Stored entries:
————
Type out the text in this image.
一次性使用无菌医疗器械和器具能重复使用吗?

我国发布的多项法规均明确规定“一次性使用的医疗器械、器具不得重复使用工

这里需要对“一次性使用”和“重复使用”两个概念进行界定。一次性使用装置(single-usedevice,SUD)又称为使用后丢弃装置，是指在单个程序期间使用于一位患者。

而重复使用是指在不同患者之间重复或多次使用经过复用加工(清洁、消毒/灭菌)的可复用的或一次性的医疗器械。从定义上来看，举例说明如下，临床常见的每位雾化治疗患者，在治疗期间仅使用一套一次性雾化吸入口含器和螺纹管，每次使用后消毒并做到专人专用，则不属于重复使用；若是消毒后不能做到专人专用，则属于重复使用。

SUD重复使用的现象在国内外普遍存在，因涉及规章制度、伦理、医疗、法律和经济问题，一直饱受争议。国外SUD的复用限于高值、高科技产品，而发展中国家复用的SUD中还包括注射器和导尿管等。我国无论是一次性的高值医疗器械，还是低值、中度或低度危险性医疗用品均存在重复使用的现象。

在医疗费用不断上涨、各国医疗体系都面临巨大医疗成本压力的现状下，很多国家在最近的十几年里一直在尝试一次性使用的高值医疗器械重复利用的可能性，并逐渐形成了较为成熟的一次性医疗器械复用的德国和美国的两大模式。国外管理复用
————
Exercise directions: Every entry must be retyped in full, exactly as given.

Complete answer:
Type out the text in this image.
一次性使用无菌医疗器械和器具能重复使用吗?

我国发布的多项法规均明确规定“一次性使用的医疗器械、器具不得重复使用工

这里需要对“一次性使用”和“重复使用”两个概念进行界定。一次性使用装置(single-usedevice,SUD)又称为使用后丢弃装置，是指在单个程序期间使用于一位患者。

而重复使用是指在不同患者之间重复或多次使用经过复用加工(清洁、消毒/灭菌)的可复用的或一次性的医疗器械。从定义上来看，举例说明如下，临床常见的每位雾化治疗患者，在治疗期间仅使用一套一次性雾化吸入口含器和螺纹管，每次使用后消毒并做到专人专用，则不属于重复使用；若是消毒后不能做到专人专用，则属于重复使用。

SUD重复使用的现象在国内外普遍存在，因涉及规章制度、伦理、医疗、法律和经济问题，一直饱受争议。国外SUD的复用限于高值、高科技产品，而发展中国家复用的SUD中还包括注射器和导尿管等。我国无论是一次性的高值医疗器械，还是低值、中度或低度危险性医疗用品均存在重复使用的现象。

在医疗费用不断上涨、各国医疗体系都面临巨大医疗成本压力的现状下，很多国家在最近的十几年里一直在尝试一次性使用的高值医疗器械重复利用的可能性，并逐渐形成了较为成熟的一次性医疗器械复用的德国和美国的两大模式。国外管理复用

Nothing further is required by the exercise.